Work to complete: Retype the data below without altering anything.

Data section:
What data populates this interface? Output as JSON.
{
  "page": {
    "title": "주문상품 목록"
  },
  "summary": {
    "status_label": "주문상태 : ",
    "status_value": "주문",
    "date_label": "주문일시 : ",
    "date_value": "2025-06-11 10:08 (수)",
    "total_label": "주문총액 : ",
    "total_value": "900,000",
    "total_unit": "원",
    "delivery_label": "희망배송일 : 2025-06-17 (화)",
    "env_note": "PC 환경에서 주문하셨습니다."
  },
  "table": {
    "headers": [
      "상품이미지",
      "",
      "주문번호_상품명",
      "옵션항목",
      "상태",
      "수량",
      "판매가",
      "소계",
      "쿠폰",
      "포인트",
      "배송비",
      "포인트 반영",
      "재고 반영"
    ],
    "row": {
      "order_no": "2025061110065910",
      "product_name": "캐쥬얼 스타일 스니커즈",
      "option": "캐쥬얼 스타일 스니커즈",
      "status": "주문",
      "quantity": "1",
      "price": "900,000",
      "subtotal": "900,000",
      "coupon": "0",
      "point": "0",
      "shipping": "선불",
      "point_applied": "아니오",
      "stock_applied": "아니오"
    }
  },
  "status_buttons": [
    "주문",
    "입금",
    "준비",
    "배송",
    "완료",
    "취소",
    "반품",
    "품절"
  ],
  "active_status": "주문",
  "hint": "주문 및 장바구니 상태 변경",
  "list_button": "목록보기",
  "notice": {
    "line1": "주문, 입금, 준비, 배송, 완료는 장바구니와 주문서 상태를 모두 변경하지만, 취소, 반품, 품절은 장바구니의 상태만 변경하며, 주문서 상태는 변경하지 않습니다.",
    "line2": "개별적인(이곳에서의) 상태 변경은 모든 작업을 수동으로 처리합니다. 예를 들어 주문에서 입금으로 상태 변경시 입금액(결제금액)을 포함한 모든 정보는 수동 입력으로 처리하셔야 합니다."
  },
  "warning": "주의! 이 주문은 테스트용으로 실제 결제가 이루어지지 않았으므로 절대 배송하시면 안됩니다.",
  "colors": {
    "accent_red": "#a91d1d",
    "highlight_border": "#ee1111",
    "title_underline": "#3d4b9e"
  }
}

Response to the exercise:
What data populates this interface? Output as JSON.
{
  "page": {
    "title": "주문상품 목록"
  },
  "summary": {
    "status_label": "주문상태 : ",
    "status_value": "주문",
    "date_label": "주문일시 : ",
    "date_value": "2025-06-11 10:08 (수)",
    "total_label": "주문총액 : ",
    "total_value": "900,000",
    "total_unit": "원",
    "delivery_label": "희망배송일 : 2025-06-17 (화)",
    "env_note": "PC 환경에서 주문하셨습니다."
  },
  "table": {
    "headers": [
      "상품이미지",
      "",
      "주문번호_상품명",
      "옵션항목",
      "상태",
      "수량",
      "판매가",
      "소계",
      "쿠폰",
      "포인트",
      "배송비",
      "포인트 반영",
      "재고 반영"
    ],
    "row": {
      "order_no": "2025061110065910",
      "product_name": "캐쥬얼 스타일 스니커즈",
      "option": "캐쥬얼 스타일 스니커즈",
      "status": "주문",
      "quantity": "1",
      "price": "900,000",
      "subtotal": "900,000",
      "coupon": "0",
      "point": "0",
      "shipping": "선불",
      "point_applied": "아니오",
      "stock_applied": "아니오"
    }
  },
  "status_buttons": [
    "주문",
    "입금",
    "준비",
    "배송",
    "완료",
    "취소",
    "반품",
    "품절"
  ],
  "active_status": "주문",
  "hint": "주문 및 장바구니 상태 변경",
  "list_button": "목록보기",
  "notice": {
    "line1": "주문, 입금, 준비, 배송, 완료는 장바구니와 주문서 상태를 모두 변경하지만, 취소, 반품, 품절은 장바구니의 상태만 변경하며, 주문서 상태는 변경하지 않습니다.",
    "line2": "개별적인(이곳에서의) 상태 변경은 모든 작업을 수동으로 처리합니다. 예를 들어 주문에서 입금으로 상태 변경시 입금액(결제금액)을 포함한 모든 정보는 수동 입력으로 처리하셔야 합니다."
  },
  "warning": "주의! 이 주문은 테스트용으로 실제 결제가 이루어지지 않았으므로 절대 배송하시면 안됩니다.",
  "colors": {
    "accent_red": "#a91d1d",
    "highlight_border": "#ee1111",
    "title_underline": "#3d4b9e"
  }
}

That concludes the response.